Below are some records. Say how many of their lines contain the string "этаж", and give nothing but the number.

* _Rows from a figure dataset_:

____________________

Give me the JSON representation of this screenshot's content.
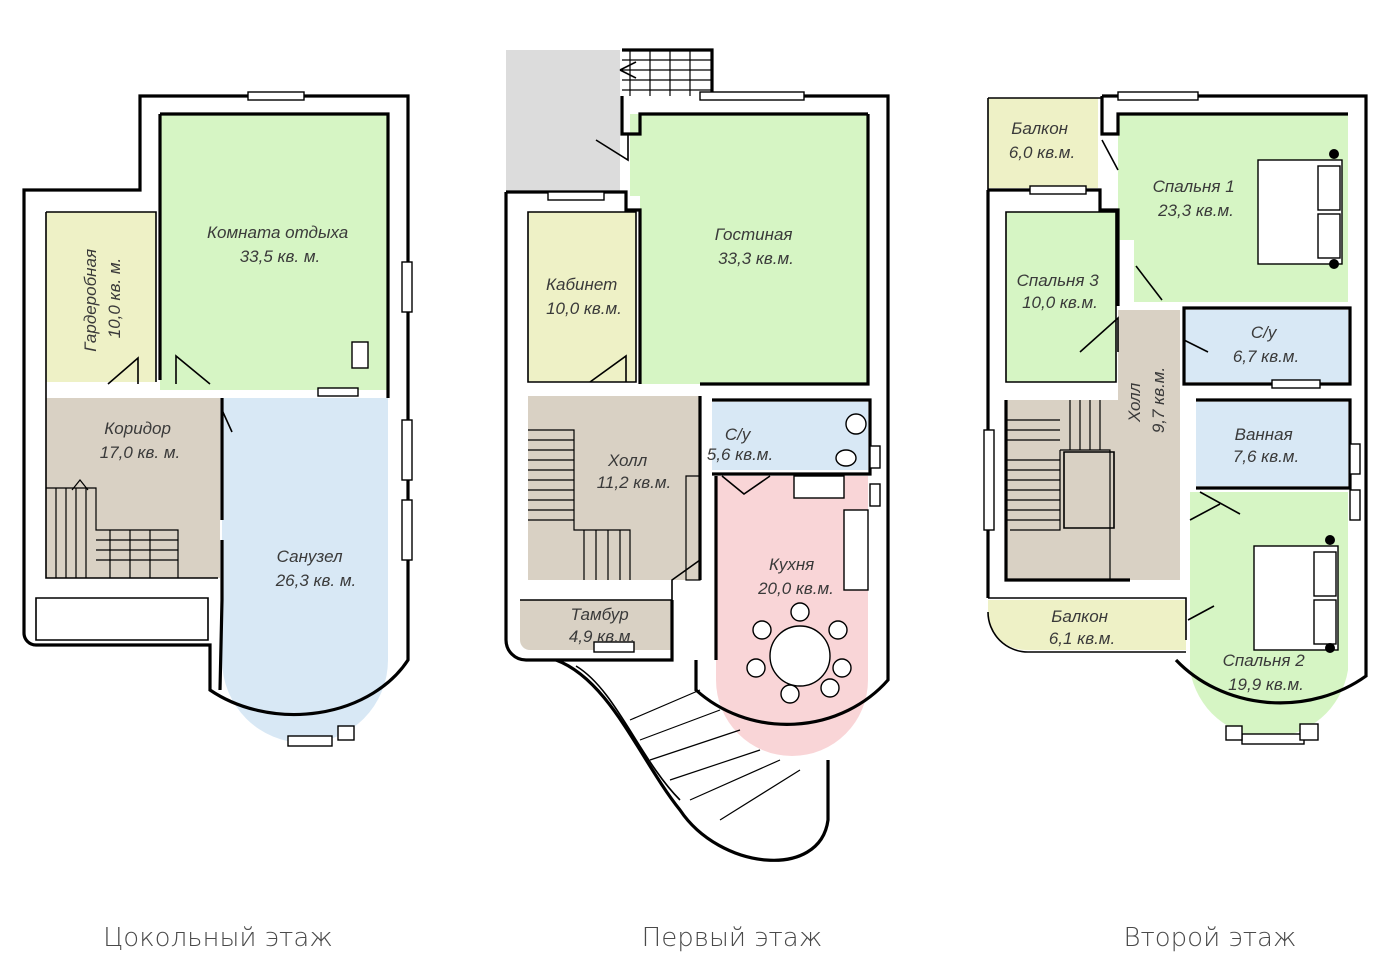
{
  "colors": {
    "green": "#d6f5c4",
    "yellow": "#eef1c6",
    "beige": "#d9d1c4",
    "blue": "#d8e8f5",
    "pink": "#f9d5d7",
    "gray": "#dcdcdc",
    "wall": "#000000"
  },
  "floors": [
    {
      "caption": "Цокольный этаж",
      "rooms": [
        {
          "id": "garderob",
          "name": "Гардеробная",
          "area": "10,0 кв. м.",
          "color": "yellow"
        },
        {
          "id": "komnata",
          "name": "Комната отдыха",
          "area": "33,5 кв. м.",
          "color": "green"
        },
        {
          "id": "koridor",
          "name": "Коридор",
          "area": "17,0 кв. м.",
          "color": "beige"
        },
        {
          "id": "sanuzel",
          "name": "Санузел",
          "area": "26,3 кв. м.",
          "color": "blue"
        }
      ]
    },
    {
      "caption": "Первый этаж",
      "rooms": [
        {
          "id": "kabinet",
          "name": "Кабинет",
          "area": "10,0 кв.м.",
          "color": "yellow"
        },
        {
          "id": "gostinaya",
          "name": "Гостиная",
          "area": "33,3 кв.м.",
          "color": "green"
        },
        {
          "id": "holl1",
          "name": "Холл",
          "area": "11,2 кв.м.",
          "color": "beige"
        },
        {
          "id": "su1",
          "name": "С/у",
          "area": "5,6 кв.м.",
          "color": "blue"
        },
        {
          "id": "kuhnya",
          "name": "Кухня",
          "area": "20,0 кв.м.",
          "color": "pink"
        },
        {
          "id": "tambur",
          "name": "Тамбур",
          "area": "4,9 кв.м.",
          "color": "beige"
        }
      ]
    },
    {
      "caption": "Второй этаж",
      "rooms": [
        {
          "id": "balkon1",
          "name": "Балкон",
          "area": "6,0 кв.м.",
          "color": "yellow"
        },
        {
          "id": "spalnya1",
          "name": "Спальня 1",
          "area": "23,3 кв.м.",
          "color": "green"
        },
        {
          "id": "spalnya3",
          "name": "Спальня 3",
          "area": "10,0 кв.м.",
          "color": "green"
        },
        {
          "id": "su2",
          "name": "С/у",
          "area": "6,7 кв.м.",
          "color": "blue"
        },
        {
          "id": "holl2",
          "name": "Холл",
          "area": "9,7 кв.м.",
          "color": "beige"
        },
        {
          "id": "vannaya",
          "name": "Ванная",
          "area": "7,6 кв.м.",
          "color": "blue"
        },
        {
          "id": "balkon2",
          "name": "Балкон",
          "area": "6,1 кв.м.",
          "color": "yellow"
        },
        {
          "id": "spalnya2",
          "name": "Спальня 2",
          "area": "19,9 кв.м.",
          "color": "green"
        }
      ]
    }
  ]
}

____________________

* _Written response_: 3